## What is needed
Gather every line holding the string "screenshot".

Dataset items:
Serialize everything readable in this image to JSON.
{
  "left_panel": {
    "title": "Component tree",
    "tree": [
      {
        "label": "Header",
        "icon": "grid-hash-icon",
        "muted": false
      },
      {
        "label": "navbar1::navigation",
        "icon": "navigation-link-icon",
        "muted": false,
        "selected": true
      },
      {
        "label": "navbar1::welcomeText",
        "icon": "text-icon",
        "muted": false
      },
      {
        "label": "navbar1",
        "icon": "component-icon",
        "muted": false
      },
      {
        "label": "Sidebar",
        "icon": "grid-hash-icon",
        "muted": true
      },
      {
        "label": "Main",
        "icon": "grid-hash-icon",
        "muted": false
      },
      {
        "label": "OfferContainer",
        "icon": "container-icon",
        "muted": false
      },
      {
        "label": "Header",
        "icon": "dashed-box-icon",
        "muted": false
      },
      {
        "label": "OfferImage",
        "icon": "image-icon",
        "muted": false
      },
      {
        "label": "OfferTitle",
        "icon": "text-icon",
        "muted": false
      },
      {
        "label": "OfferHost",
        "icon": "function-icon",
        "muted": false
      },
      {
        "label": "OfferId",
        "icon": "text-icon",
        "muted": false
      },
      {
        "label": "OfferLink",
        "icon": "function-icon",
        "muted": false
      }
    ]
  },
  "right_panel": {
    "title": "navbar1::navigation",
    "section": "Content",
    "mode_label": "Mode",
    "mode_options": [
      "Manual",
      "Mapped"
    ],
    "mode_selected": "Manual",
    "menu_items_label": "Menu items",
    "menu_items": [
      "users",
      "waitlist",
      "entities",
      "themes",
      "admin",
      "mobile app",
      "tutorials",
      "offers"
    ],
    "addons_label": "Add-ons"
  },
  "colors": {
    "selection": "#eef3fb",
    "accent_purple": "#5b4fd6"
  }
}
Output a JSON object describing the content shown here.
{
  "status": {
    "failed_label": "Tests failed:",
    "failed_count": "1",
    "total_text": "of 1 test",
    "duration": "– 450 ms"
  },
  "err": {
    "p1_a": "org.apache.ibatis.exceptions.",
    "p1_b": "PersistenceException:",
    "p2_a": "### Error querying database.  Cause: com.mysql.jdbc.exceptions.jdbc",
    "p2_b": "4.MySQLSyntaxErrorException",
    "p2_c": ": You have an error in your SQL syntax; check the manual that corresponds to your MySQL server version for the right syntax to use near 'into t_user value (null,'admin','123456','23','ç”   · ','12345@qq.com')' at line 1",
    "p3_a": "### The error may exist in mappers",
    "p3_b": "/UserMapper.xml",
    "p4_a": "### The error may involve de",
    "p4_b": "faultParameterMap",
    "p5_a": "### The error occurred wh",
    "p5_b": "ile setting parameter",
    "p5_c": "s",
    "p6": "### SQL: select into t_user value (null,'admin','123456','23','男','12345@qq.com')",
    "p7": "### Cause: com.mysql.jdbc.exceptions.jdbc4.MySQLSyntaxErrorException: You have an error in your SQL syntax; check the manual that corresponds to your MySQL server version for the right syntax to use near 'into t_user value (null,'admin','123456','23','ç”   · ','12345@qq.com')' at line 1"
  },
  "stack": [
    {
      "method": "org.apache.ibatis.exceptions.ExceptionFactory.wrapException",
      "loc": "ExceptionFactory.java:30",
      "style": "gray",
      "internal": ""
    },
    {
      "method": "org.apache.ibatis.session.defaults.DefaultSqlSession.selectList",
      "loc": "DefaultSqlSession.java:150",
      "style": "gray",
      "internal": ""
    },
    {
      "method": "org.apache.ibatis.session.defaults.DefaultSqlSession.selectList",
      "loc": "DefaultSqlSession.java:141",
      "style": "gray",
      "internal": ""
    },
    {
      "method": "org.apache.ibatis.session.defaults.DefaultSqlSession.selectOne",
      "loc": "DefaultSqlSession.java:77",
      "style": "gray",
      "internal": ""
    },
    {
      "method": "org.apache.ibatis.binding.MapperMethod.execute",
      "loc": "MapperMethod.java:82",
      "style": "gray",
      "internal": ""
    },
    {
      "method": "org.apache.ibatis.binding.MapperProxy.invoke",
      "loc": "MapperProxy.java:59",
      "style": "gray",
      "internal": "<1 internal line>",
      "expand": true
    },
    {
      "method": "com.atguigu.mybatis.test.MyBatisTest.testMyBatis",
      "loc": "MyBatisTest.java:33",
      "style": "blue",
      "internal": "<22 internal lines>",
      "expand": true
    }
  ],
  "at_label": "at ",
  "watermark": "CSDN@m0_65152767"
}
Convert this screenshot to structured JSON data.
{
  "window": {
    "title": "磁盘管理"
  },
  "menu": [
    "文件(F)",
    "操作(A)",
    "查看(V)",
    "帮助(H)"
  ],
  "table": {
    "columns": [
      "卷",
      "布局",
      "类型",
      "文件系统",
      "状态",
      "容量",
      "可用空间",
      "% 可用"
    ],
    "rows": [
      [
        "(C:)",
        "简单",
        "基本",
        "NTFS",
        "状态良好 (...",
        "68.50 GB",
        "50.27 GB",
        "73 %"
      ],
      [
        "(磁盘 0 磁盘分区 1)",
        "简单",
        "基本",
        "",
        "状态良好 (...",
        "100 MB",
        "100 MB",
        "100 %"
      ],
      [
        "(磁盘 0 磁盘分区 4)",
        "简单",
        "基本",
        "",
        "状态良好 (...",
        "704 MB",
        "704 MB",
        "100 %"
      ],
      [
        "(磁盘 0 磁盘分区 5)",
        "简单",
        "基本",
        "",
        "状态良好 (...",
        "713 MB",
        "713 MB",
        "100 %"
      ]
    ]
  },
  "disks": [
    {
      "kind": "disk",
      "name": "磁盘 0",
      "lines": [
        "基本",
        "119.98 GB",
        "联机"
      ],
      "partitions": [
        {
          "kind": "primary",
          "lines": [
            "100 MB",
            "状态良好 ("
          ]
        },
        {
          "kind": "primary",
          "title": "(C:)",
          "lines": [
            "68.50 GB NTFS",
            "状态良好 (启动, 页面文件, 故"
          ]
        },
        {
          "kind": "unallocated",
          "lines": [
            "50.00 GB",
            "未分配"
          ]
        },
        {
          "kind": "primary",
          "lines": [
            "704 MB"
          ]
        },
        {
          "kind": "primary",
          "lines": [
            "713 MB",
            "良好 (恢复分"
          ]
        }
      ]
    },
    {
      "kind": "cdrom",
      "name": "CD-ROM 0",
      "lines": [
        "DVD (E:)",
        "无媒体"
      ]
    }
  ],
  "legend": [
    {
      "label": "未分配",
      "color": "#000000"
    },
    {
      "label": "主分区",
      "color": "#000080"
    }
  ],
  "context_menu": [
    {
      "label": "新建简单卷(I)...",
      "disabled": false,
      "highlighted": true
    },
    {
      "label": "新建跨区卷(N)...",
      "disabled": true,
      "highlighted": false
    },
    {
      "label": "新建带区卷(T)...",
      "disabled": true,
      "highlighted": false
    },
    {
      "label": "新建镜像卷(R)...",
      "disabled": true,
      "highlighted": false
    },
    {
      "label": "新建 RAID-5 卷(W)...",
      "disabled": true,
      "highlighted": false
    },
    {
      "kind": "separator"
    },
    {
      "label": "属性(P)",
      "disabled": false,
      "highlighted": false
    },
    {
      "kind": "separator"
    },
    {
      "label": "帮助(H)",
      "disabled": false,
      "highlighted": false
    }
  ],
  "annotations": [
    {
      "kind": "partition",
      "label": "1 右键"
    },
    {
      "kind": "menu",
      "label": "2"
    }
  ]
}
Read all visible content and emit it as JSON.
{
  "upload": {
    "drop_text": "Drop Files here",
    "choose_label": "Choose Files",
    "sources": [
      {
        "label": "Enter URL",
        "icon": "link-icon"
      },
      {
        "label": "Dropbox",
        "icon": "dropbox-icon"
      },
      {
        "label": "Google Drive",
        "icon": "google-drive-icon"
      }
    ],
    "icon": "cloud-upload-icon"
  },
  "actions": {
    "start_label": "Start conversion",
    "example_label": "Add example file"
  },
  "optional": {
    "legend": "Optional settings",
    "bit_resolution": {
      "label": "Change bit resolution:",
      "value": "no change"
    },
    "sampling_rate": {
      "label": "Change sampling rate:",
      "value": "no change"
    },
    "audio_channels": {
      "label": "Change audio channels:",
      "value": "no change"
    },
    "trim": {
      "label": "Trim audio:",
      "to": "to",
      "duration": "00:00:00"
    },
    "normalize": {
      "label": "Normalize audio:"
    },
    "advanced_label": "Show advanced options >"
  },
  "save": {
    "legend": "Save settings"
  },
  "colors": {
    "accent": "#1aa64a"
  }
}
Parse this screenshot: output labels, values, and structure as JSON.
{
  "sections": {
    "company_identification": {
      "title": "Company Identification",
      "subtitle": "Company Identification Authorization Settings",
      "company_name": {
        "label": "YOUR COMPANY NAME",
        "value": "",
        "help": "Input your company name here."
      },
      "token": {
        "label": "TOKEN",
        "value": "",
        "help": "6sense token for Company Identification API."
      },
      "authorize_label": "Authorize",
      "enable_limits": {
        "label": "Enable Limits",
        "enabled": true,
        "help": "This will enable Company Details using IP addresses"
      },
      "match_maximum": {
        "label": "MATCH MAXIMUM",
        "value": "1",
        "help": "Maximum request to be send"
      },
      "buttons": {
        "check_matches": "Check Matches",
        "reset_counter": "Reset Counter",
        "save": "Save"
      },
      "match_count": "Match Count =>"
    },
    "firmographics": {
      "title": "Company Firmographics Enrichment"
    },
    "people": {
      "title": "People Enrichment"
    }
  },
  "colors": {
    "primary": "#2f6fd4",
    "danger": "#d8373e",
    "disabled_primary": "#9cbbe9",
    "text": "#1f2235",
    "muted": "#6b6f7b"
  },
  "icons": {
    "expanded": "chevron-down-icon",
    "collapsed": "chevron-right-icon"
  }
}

## Exercise answer
Convert this screenshot to structured JSON data.
Parse this screenshot: output labels, values, and structure as JSON.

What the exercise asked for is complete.